§ Instruction
Give the data below again exactly as written, without its pictures.
---------------
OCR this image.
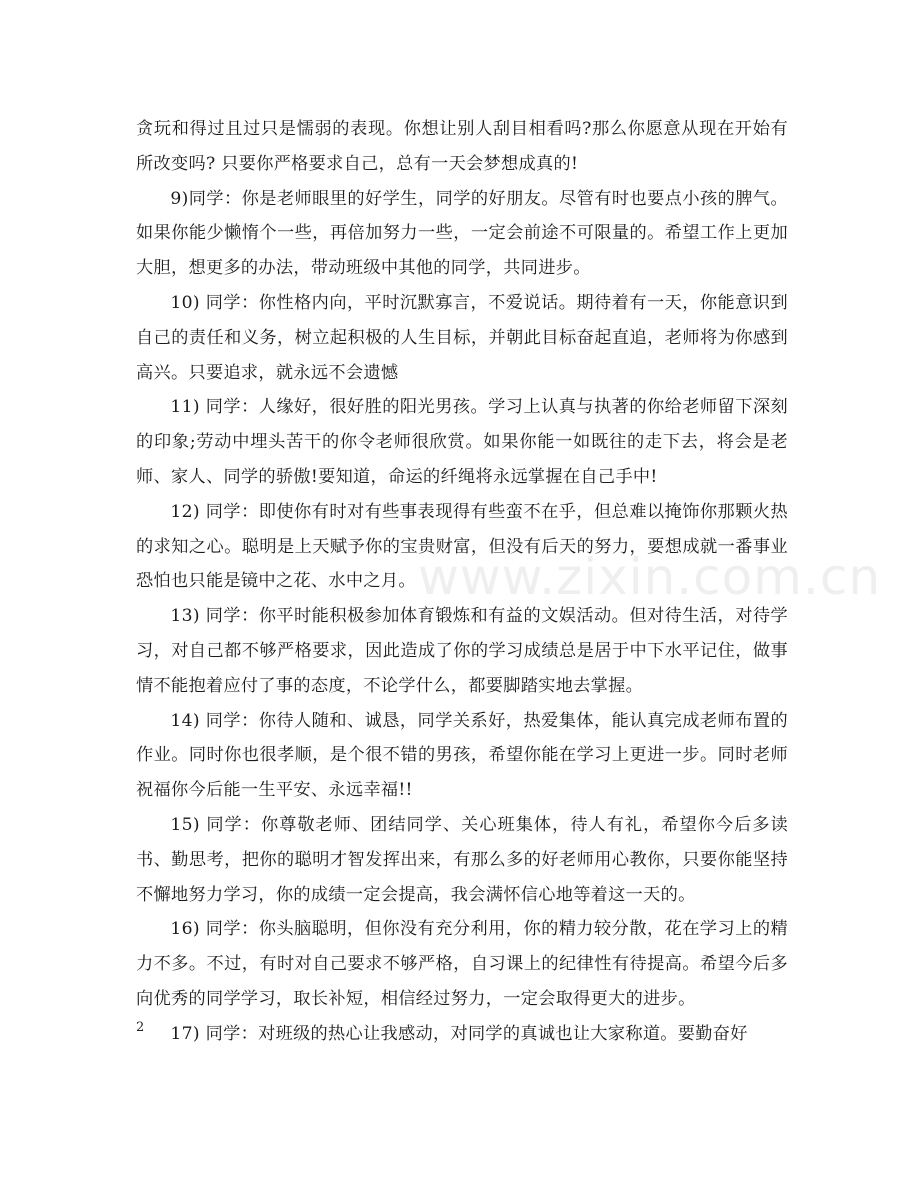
贪玩和得过且过只是懦弱的表现。你想让别人刮目相看吗?那么你愿意从现在开始有所改变吗? 只要你严格要求自己，总有一天会梦想成真的!

9)同学：你是老师眼里的好学生，同学的好朋友。尽管有时也要点小孩的脾气。如果你能少懒惰个一些，再倍加努力一些，一定会前途不可限量的。希望工作上更加大胆，想更多的办法，带动班级中其他的同学，共同进步。

10) 同学：你性格内向，平时沉默寡言，不爱说话。期待着有一天，你能意识到自己的责任和义务，树立起积极的人生目标，并朝此目标奋起直追，老师将为你感到高兴。只要追求，就永远不会遗憾

11) 同学：人缘好，很好胜的阳光男孩。学习上认真与执著的你给老师留下深刻的印象;劳动中埋头苦干的你令老师很欣赏。如果你能一如既往的走下去，将会是老师、家人、同学的骄傲!要知道，命运的纤绳将永远掌握在自己手中!

12) 同学：即使你有时对有些事表现得有些蛮不在乎，但总难以掩饰你那颗火热的求知之心。聪明是上天赋予你的宝贵财富，但没有后天的努力，要想成就一番事业恐怕也只能是镜中之花、水中之月。

13) 同学：你平时能积极参加体育锻炼和有益的文娱活动。但对待生活，对待学习，对自己都不够严格要求，因此造成了你的学习成绩总是居于中下水平记住，做事情不能抱着应付了事的态度，不论学什么，都要脚踏实地去掌握。

14) 同学：你待人随和、诚恳，同学关系好，热爱集体，能认真完成老师布置的作业。同时你也很孝顺，是个很不错的男孩，希望你能在学习上更进一步。同时老师祝福你今后能一生平安、永远幸福!!

15) 同学：你尊敬老师、团结同学、关心班集体，待人有礼，希望你今后多读书、勤思考，把你的聪明才智发挥出来，有那么多的好老师用心教你，只要你能坚持不懈地努力学习，你的成绩一定会提高，我会满怀信心地等着这一天的。

16) 同学：你头脑聪明，但你没有充分利用，你的精力较分散，花在学习上的精力不多。不过，有时对自己要求不够严格，自习课上的纪律性有待提高。希望今后多向优秀的同学学习，取长补短，相信经过努力，一定会取得更大的进步。

17) 同学：对班级的热心让我感动，对同学的真诚也让大家称道。要勤奋好

www.zixin.com.cn
2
---------------
§ Full answer
OCR this image.
贪玩和得过且过只是懦弱的表现。你想让别人刮目相看吗?那么你愿意从现在开始有所改变吗? 只要你严格要求自己，总有一天会梦想成真的!

9)同学：你是老师眼里的好学生，同学的好朋友。尽管有时也要点小孩的脾气。如果你能少懒惰个一些，再倍加努力一些，一定会前途不可限量的。希望工作上更加大胆，想更多的办法，带动班级中其他的同学，共同进步。

10) 同学：你性格内向，平时沉默寡言，不爱说话。期待着有一天，你能意识到自己的责任和义务，树立起积极的人生目标，并朝此目标奋起直追，老师将为你感到高兴。只要追求，就永远不会遗憾

11) 同学：人缘好，很好胜的阳光男孩。学习上认真与执著的你给老师留下深刻的印象;劳动中埋头苦干的你令老师很欣赏。如果你能一如既往的走下去，将会是老师、家人、同学的骄傲!要知道，命运的纤绳将永远掌握在自己手中!

12) 同学：即使你有时对有些事表现得有些蛮不在乎，但总难以掩饰你那颗火热的求知之心。聪明是上天赋予你的宝贵财富，但没有后天的努力，要想成就一番事业恐怕也只能是镜中之花、水中之月。

13) 同学：你平时能积极参加体育锻炼和有益的文娱活动。但对待生活，对待学习，对自己都不够严格要求，因此造成了你的学习成绩总是居于中下水平记住，做事情不能抱着应付了事的态度，不论学什么，都要脚踏实地去掌握。

14) 同学：你待人随和、诚恳，同学关系好，热爱集体，能认真完成老师布置的作业。同时你也很孝顺，是个很不错的男孩，希望你能在学习上更进一步。同时老师祝福你今后能一生平安、永远幸福!!

15) 同学：你尊敬老师、团结同学、关心班集体，待人有礼，希望你今后多读书、勤思考，把你的聪明才智发挥出来，有那么多的好老师用心教你，只要你能坚持不懈地努力学习，你的成绩一定会提高，我会满怀信心地等着这一天的。

16) 同学：你头脑聪明，但你没有充分利用，你的精力较分散，花在学习上的精力不多。不过，有时对自己要求不够严格，自习课上的纪律性有待提高。希望今后多向优秀的同学学习，取长补短，相信经过努力，一定会取得更大的进步。

17) 同学：对班级的热心让我感动，对同学的真诚也让大家称道。要勤奋好

www.zixin.com.cn
2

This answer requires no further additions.